**Exercise text:**
Start of Block
Thursday, September 1, 2011

Mobile Advertising's Battle of the Sexes


Leslie Horn writes in PC Magazine Men aren't from Mars, and women don't hail from Venus. But it appears men prefer Android and women tend toward BlackBerry, according to a new infographic from Inneractive that analyzes the differences in mobile advertising among males and females.

Inneractive reports that men tend to click on ads more frequently than women. Men have a click through rate (CTR) of 2.73 percent versus a CTR rate of 1.65 percent for women.

The company also takes a look at the top app categories used by either sex. The top three apps for women are entertainment, social, instant messaging apps, and brain and puzzle apps.

For men, the top three are sports, arcade, and action, and card and casino apps, Inneractive's infographic shows.

"It is understandable that men and women prefer different types of apps," the graphic reads. "What is even more interesting is the different return that developers generate based on the app category."

For example, women are almost six times more likely to click on ads within entertainment apps than in social and IM apps. This means the eCPM (effective cost per thousand impressions, or how much it costs to show an ad 1,00 times in an app) is higher for entertainment apps.
End of Block
**Assignment 1:** Please set down the mobile advertising article word for word, everything from "The company also" down to "for entertainment apps.".
**Assignment 2:** According to the mobile advertising article, what click-through rate do men have?
You won't need the rows that follow the mobile advertising article.

**Dataset extract:**
Start of Block
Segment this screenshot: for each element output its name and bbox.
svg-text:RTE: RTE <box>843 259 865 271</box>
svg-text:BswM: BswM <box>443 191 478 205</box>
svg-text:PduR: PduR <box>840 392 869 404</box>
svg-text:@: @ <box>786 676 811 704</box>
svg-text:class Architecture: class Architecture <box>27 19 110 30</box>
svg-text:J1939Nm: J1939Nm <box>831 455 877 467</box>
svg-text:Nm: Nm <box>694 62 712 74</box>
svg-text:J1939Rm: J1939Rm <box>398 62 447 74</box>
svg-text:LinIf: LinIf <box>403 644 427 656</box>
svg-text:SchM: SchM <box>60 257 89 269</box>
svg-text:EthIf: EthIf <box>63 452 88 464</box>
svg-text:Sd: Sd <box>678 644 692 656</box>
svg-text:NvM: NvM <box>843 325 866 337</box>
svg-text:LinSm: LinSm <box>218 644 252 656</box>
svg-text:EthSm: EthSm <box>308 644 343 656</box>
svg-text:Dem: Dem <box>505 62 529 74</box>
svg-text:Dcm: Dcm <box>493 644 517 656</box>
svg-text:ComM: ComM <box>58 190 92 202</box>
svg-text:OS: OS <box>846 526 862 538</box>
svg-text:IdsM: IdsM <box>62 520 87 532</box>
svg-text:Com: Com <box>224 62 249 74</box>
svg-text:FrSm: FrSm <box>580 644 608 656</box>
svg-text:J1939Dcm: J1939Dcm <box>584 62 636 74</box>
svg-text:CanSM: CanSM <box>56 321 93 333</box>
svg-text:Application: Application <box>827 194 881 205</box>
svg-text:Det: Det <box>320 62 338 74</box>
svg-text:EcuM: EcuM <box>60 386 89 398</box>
End of Block
**Written solution 1:**
The company also takes a look at the top app categories used by either sex. The top three apps for women are entertainment, social, instant messaging apps, and brain and puzzle apps.

For men, the top three are sports, arcade, and action, and card and casino apps, Inneractive's infographic shows.

"It is understandable that men and women prefer different types of apps," the graphic reads. "What is even more interesting is the different return that developers generate based on the app category."

For example, women are almost six times more likely to click on ads within entertainment apps than in social and IM apps. This means the eCPM (effective cost per thousand impressions, or how much it costs to show an ad 1,00 times in an app) is higher for entertainment apps.

**Written solution 2:** 2.73 percent